## Start
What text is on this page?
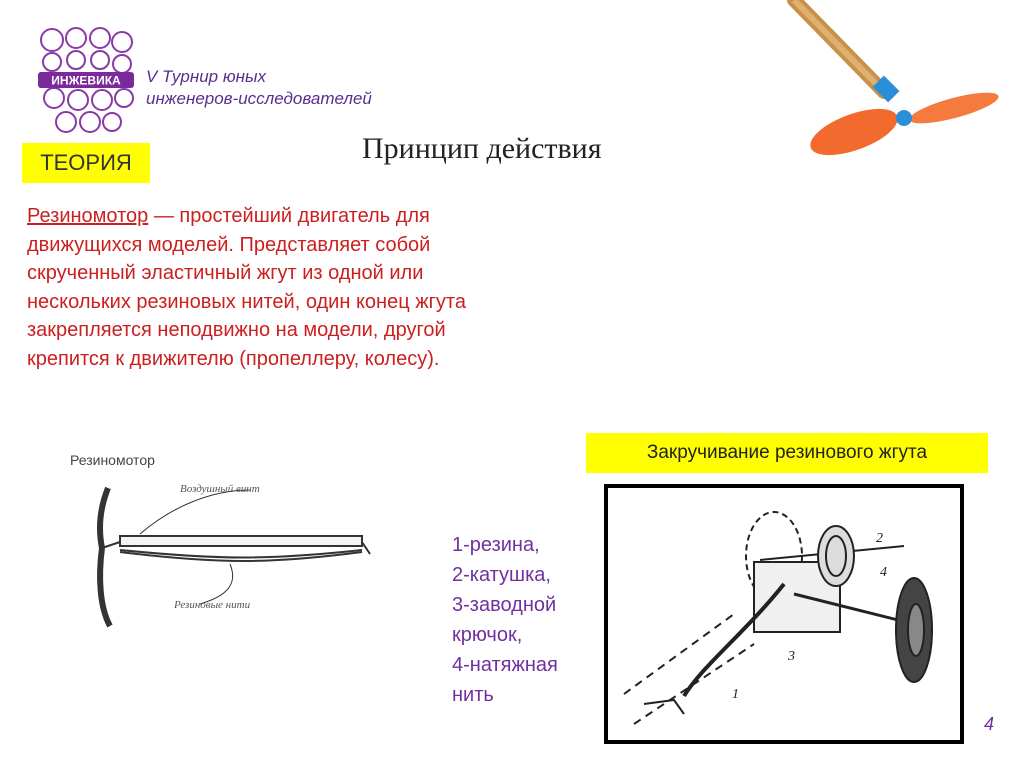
ИНЖЕВИКА V Турнир юных
инженеров-исследователей
Принцип действия
ТЕОРИЯ
Резиномотор — простейший двигатель для движущихся моделей. Представляет собой скрученный эластичный жгут из одной или нескольких резиновых нитей, один конец жгута закрепляется неподвижно на модели, другой крепится к движителю (пропеллеру, колесу).
Резиномотор
Воздушный винт
Резиновые нити
Закручивание резинового жгута
2
4
3
1
1-резина,
2-катушка,
3-заводной
крючок,
4-натяжная
нить
4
## End
=== EXERCISE INSTRUCTIONS ===
All records above are to be printed exactly, minus the pictures they contain.

=== ANSWER FOR THE TASK ===
What text is on this page?
ИНЖЕВИКА V Турнир юных
инженеров-исследователей
Принцип действия
ТЕОРИЯ
Резиномотор — простейший двигатель для движущихся моделей. Представляет собой скрученный эластичный жгут из одной или нескольких резиновых нитей, один конец жгута закрепляется неподвижно на модели, другой крепится к движителю (пропеллеру, колесу).
Резиномотор
Воздушный винт
Резиновые нити
Закручивание резинового жгута
2
4
3
1
1-резина,
2-катушка,
3-заводной
крючок,
4-натяжная
нить
4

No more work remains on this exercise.